Problem requirements: Copy the records below exactly, omitting any pictures they contain.

Task inputs:
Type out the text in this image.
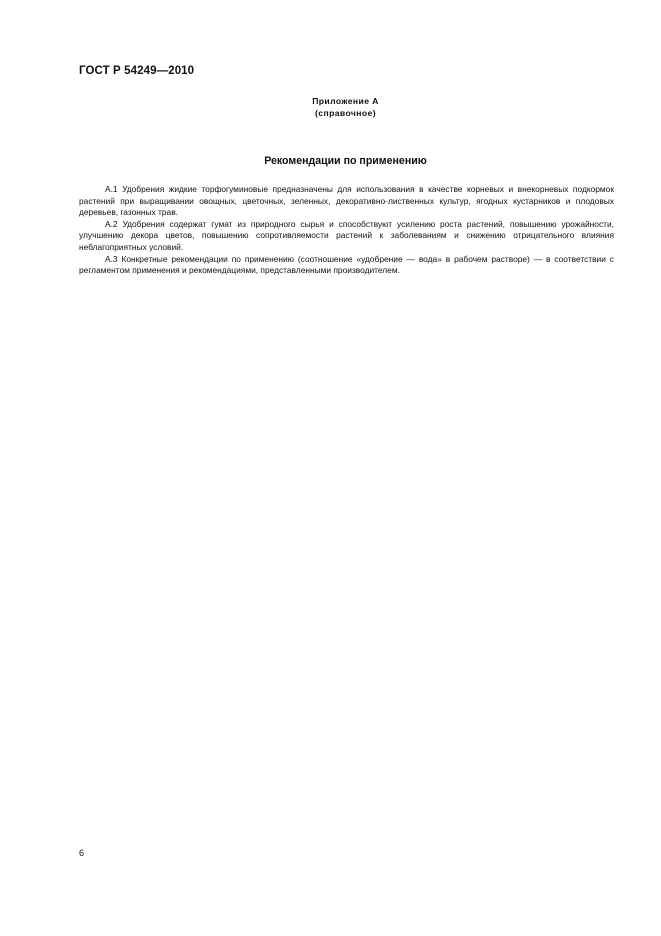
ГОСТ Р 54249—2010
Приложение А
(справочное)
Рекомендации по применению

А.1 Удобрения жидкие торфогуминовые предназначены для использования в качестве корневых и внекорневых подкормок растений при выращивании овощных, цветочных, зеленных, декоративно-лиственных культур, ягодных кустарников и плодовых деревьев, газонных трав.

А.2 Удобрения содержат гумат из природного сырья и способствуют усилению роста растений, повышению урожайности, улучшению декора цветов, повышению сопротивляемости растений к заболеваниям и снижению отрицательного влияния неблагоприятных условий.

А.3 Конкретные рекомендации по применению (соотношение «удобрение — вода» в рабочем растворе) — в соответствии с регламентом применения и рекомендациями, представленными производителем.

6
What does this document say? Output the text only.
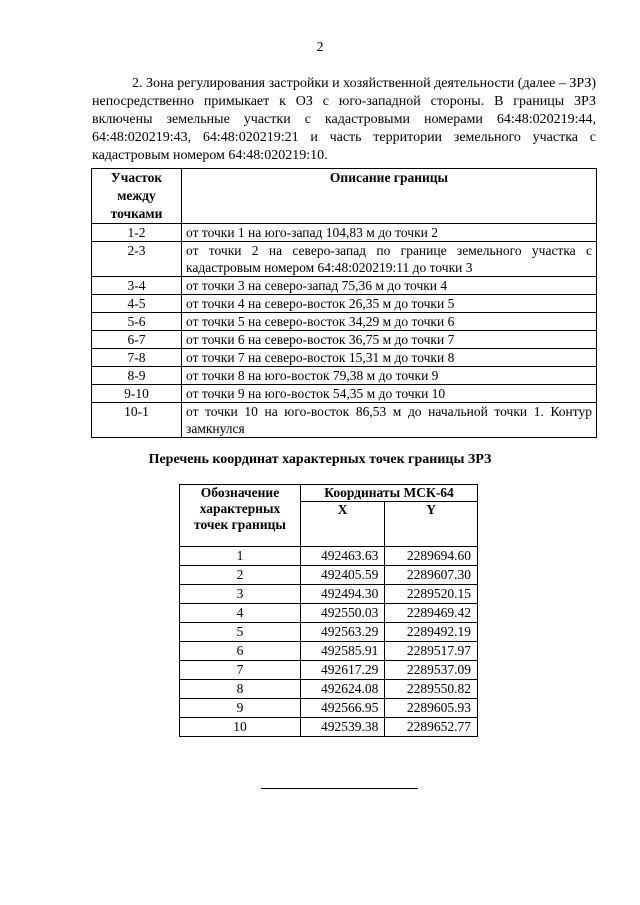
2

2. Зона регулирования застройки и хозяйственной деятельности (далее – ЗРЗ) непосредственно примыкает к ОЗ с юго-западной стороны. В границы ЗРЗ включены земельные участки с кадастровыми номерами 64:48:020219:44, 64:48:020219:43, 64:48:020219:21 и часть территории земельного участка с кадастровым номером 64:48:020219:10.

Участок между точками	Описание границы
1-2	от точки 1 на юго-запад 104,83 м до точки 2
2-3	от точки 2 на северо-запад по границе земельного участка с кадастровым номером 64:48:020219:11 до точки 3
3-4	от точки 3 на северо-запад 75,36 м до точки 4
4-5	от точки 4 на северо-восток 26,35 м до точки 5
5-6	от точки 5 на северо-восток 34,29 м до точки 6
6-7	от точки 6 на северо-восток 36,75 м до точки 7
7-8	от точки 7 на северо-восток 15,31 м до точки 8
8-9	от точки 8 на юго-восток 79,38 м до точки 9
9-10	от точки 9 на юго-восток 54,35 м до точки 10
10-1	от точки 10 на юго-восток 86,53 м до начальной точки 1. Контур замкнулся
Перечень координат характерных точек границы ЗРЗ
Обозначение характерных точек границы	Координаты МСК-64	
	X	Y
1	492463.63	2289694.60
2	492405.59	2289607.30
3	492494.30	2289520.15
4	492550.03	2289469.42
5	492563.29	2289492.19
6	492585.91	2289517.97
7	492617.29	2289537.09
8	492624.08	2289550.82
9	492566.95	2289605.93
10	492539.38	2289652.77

Response:
Type out the text in this image.
ГОСТ Р 54249—2010
Приложение А
(справочное)
Рекомендации по применению

А.1 Удобрения жидкие торфогуминовые предназначены для использования в качестве корневых и внекорневых подкормок растений при выращивании овощных, цветочных, зеленных, декоративно-лиственных культур, ягодных кустарников и плодовых деревьев, газонных трав.

А.2 Удобрения содержат гумат из природного сырья и способствуют усилению роста растений, повышению урожайности, улучшению декора цветов, повышению сопротивляемости растений к заболеваниям и снижению отрицательного влияния неблагоприятных условий.

А.3 Конкретные рекомендации по применению (соотношение «удобрение — вода» в рабочем растворе) — в соответствии с регламентом применения и рекомендациями, представленными производителем.

6
What does this document say? Output the text only.
2

2. Зона регулирования застройки и хозяйственной деятельности (далее – ЗРЗ) непосредственно примыкает к ОЗ с юго-западной стороны. В границы ЗРЗ включены земельные участки с кадастровыми номерами 64:48:020219:44, 64:48:020219:43, 64:48:020219:21 и часть территории земельного участка с кадастровым номером 64:48:020219:10.

Участок между точками	Описание границы
1-2	от точки 1 на юго-запад 104,83 м до точки 2
2-3	от точки 2 на северо-запад по границе земельного участка с кадастровым номером 64:48:020219:11 до точки 3
3-4	от точки 3 на северо-запад 75,36 м до точки 4
4-5	от точки 4 на северо-восток 26,35 м до точки 5
5-6	от точки 5 на северо-восток 34,29 м до точки 6
6-7	от точки 6 на северо-восток 36,75 м до точки 7
7-8	от точки 7 на северо-восток 15,31 м до точки 8
8-9	от точки 8 на юго-восток 79,38 м до точки 9
9-10	от точки 9 на юго-восток 54,35 м до точки 10
10-1	от точки 10 на юго-восток 86,53 м до начальной точки 1. Контур замкнулся
Перечень координат характерных точек границы ЗРЗ
Обозначение характерных точек границы	Координаты МСК-64	
	X	Y
1	492463.63	2289694.60
2	492405.59	2289607.30
3	492494.30	2289520.15
4	492550.03	2289469.42
5	492563.29	2289492.19
6	492585.91	2289517.97
7	492617.29	2289537.09
8	492624.08	2289550.82
9	492566.95	2289605.93
10	492539.38	2289652.77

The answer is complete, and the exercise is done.